▸ **Objective**: Go through the entries and transcribe each one exactly, dropping the pictures.

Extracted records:
+++
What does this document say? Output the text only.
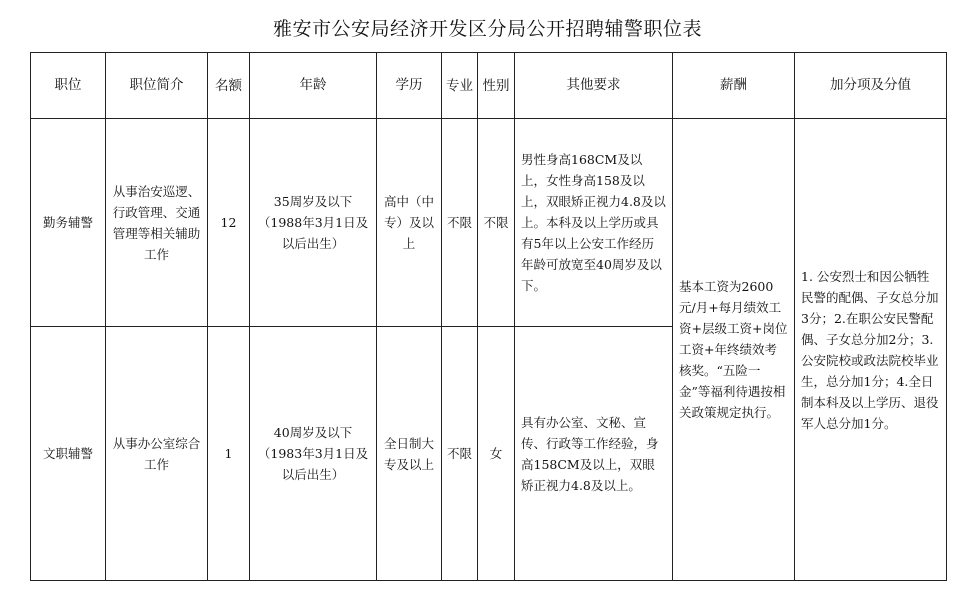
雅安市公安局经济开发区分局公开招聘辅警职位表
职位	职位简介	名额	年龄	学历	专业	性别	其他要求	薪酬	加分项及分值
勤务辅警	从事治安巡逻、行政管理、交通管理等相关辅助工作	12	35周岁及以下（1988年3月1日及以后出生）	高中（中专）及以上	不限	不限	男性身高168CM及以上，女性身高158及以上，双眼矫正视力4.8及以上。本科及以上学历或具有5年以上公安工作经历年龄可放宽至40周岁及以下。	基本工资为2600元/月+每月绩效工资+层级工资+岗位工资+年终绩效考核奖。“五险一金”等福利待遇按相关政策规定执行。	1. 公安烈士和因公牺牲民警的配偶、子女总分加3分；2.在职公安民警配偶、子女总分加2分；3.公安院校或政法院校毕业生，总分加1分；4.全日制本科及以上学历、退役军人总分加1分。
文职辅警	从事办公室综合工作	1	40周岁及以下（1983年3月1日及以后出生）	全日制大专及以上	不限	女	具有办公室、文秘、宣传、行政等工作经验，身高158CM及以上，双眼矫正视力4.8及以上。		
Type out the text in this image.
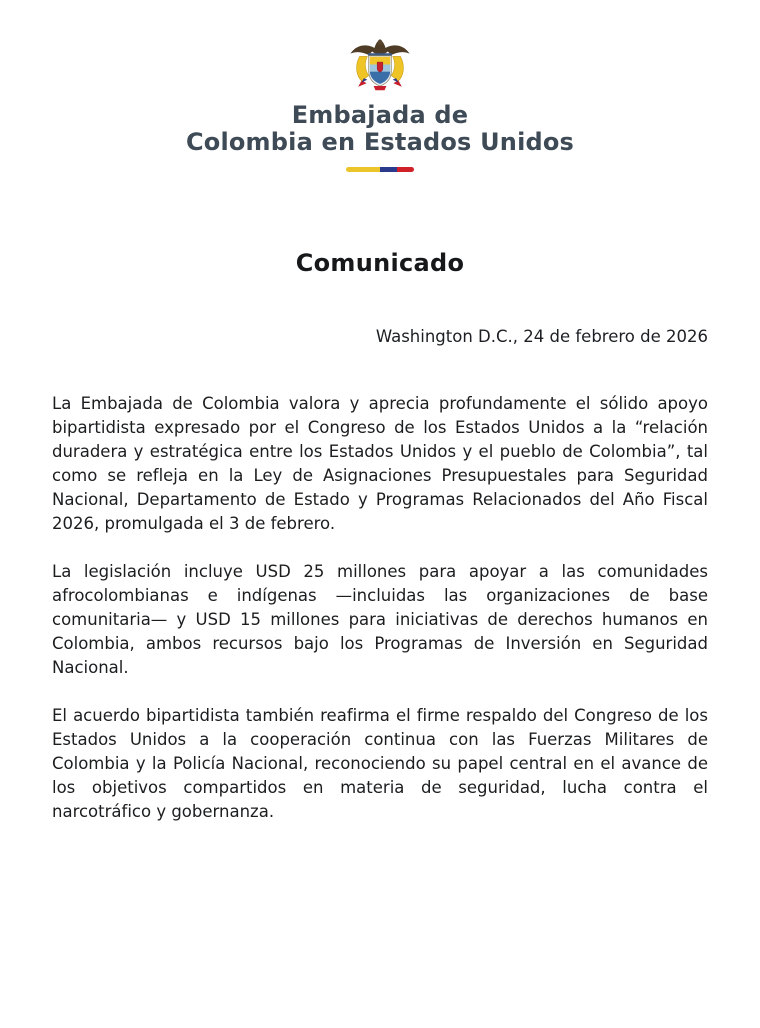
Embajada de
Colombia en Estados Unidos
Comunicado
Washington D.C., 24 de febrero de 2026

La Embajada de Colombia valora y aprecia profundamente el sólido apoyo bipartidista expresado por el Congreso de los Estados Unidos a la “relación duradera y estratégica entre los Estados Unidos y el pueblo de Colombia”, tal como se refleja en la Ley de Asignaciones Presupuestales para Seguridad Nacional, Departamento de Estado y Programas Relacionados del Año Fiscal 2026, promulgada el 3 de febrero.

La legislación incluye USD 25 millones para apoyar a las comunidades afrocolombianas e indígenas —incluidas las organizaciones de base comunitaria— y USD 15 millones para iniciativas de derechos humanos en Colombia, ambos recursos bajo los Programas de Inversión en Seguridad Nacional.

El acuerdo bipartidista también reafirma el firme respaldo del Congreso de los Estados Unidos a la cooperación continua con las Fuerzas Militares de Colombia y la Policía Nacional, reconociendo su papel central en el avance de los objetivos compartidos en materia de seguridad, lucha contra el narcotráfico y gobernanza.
+++
▸ **Answer in full**:
What does this document say? Output the text only.
雅安市公安局经济开发区分局公开招聘辅警职位表
职位	职位简介	名额	年龄	学历	专业	性别	其他要求	薪酬	加分项及分值
勤务辅警	从事治安巡逻、行政管理、交通管理等相关辅助工作	12	35周岁及以下（1988年3月1日及以后出生）	高中（中专）及以上	不限	不限	男性身高168CM及以上，女性身高158及以上，双眼矫正视力4.8及以上。本科及以上学历或具有5年以上公安工作经历年龄可放宽至40周岁及以下。	基本工资为2600元/月+每月绩效工资+层级工资+岗位工资+年终绩效考核奖。“五险一金”等福利待遇按相关政策规定执行。	1. 公安烈士和因公牺牲民警的配偶、子女总分加3分；2.在职公安民警配偶、子女总分加2分；3.公安院校或政法院校毕业生，总分加1分；4.全日制本科及以上学历、退役军人总分加1分。
文职辅警	从事办公室综合工作	1	40周岁及以下（1983年3月1日及以后出生）	全日制大专及以上	不限	女	具有办公室、文秘、宣传、行政等工作经验，身高158CM及以上，双眼矫正视力4.8及以上。		
Type out the text in this image.
Embajada de
Colombia en Estados Unidos
Comunicado
Washington D.C., 24 de febrero de 2026

La Embajada de Colombia valora y aprecia profundamente el sólido apoyo bipartidista expresado por el Congreso de los Estados Unidos a la “relación duradera y estratégica entre los Estados Unidos y el pueblo de Colombia”, tal como se refleja en la Ley de Asignaciones Presupuestales para Seguridad Nacional, Departamento de Estado y Programas Relacionados del Año Fiscal 2026, promulgada el 3 de febrero.

La legislación incluye USD 25 millones para apoyar a las comunidades afrocolombianas e indígenas —incluidas las organizaciones de base comunitaria— y USD 15 millones para iniciativas de derechos humanos en Colombia, ambos recursos bajo los Programas de Inversión en Seguridad Nacional.

El acuerdo bipartidista también reafirma el firme respaldo del Congreso de los Estados Unidos a la cooperación continua con las Fuerzas Militares de Colombia y la Policía Nacional, reconociendo su papel central en el avance de los objetivos compartidos en materia de seguridad, lucha contra el narcotráfico y gobernanza.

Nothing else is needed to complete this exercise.